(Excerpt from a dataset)
━━━━━━
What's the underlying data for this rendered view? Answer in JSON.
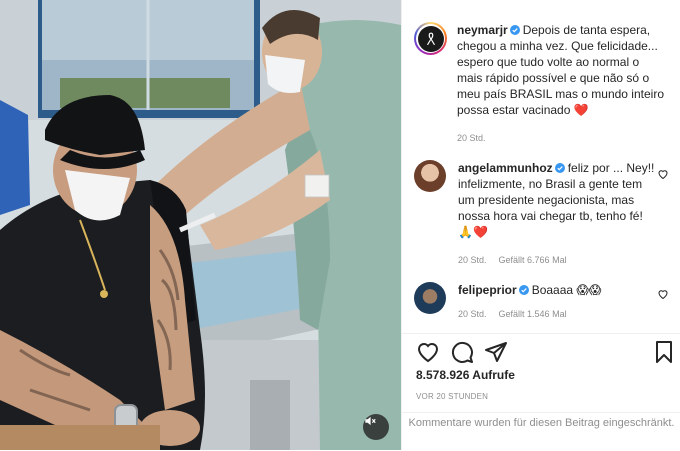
{
  "post": {
    "media": {
      "mute_icon": "speaker-muted-icon"
    },
    "caption": {
      "username": "neymarjr",
      "text": "Depois de tanta espera, chegou a minha vez. Que felicidade... espero que tudo volte ao normal o mais rápido possível e que não só o meu país BRASIL mas o mundo inteiro possa estar vacinado",
      "emoji": "❤️",
      "age": "20 Std."
    },
    "comments": [
      {
        "username": "angelammunhoz",
        "text": "feliz por ... Ney!! infelizmente, no Brasil a gente tem um presidente negacionista, mas nossa hora vai chegar tb, tenho fé!",
        "emoji": "🙏❤️",
        "age": "20 Std.",
        "likes": "Gefällt 6.766 Mal"
      },
      {
        "username": "felipeprior",
        "text": "Boaaaa",
        "emoji": "😱😱",
        "age": "20 Std.",
        "likes": "Gefällt 1.546 Mal"
      }
    ],
    "likes_count": "8.578.926 Aufrufe",
    "timestamp": "VOR 20 STUNDEN",
    "comments_restricted": "Kommentare wurden für diesen Beitrag eingeschränkt.",
    "colors": {
      "verified": "#3897f0",
      "heart": "#ed4956",
      "muted_text": "#8e8e8e"
    }
  }
}
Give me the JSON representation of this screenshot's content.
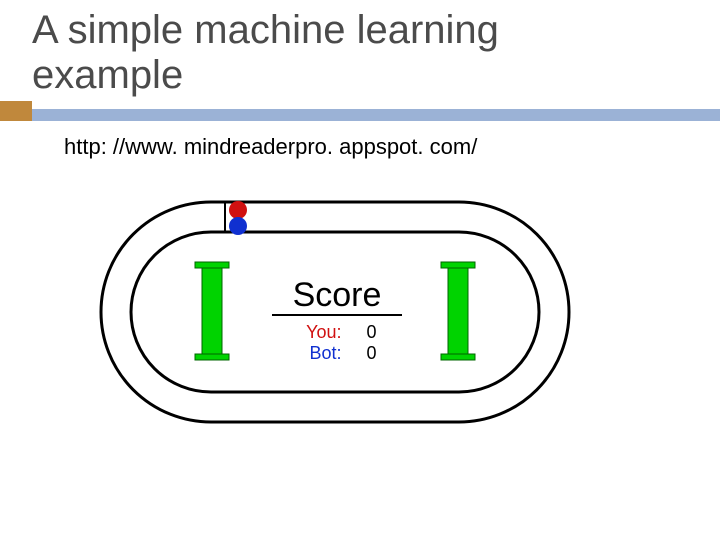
━━━━━━
Exercise goal:
Write out all the entries again, word for word, and print no images.

Answer for this exercise:
What's the underlying data for this rendered view? Answer in JSON.
{
  "post": {
    "media": {
      "mute_icon": "speaker-muted-icon"
    },
    "caption": {
      "username": "neymarjr",
      "text": "Depois de tanta espera, chegou a minha vez. Que felicidade... espero que tudo volte ao normal o mais rápido possível e que não só o meu país BRASIL mas o mundo inteiro possa estar vacinado",
      "emoji": "❤️",
      "age": "20 Std."
    },
    "comments": [
      {
        "username": "angelammunhoz",
        "text": "feliz por ... Ney!! infelizmente, no Brasil a gente tem um presidente negacionista, mas nossa hora vai chegar tb, tenho fé!",
        "emoji": "🙏❤️",
        "age": "20 Std.",
        "likes": "Gefällt 6.766 Mal"
      },
      {
        "username": "felipeprior",
        "text": "Boaaaa",
        "emoji": "😱😱",
        "age": "20 Std.",
        "likes": "Gefällt 1.546 Mal"
      }
    ],
    "likes_count": "8.578.926 Aufrufe",
    "timestamp": "VOR 20 STUNDEN",
    "comments_restricted": "Kommentare wurden für diesen Beitrag eingeschränkt.",
    "colors": {
      "verified": "#3897f0",
      "heart": "#ed4956",
      "muted_text": "#8e8e8e"
    }
  }
}
Give me the JSON representation of this screenshot's content.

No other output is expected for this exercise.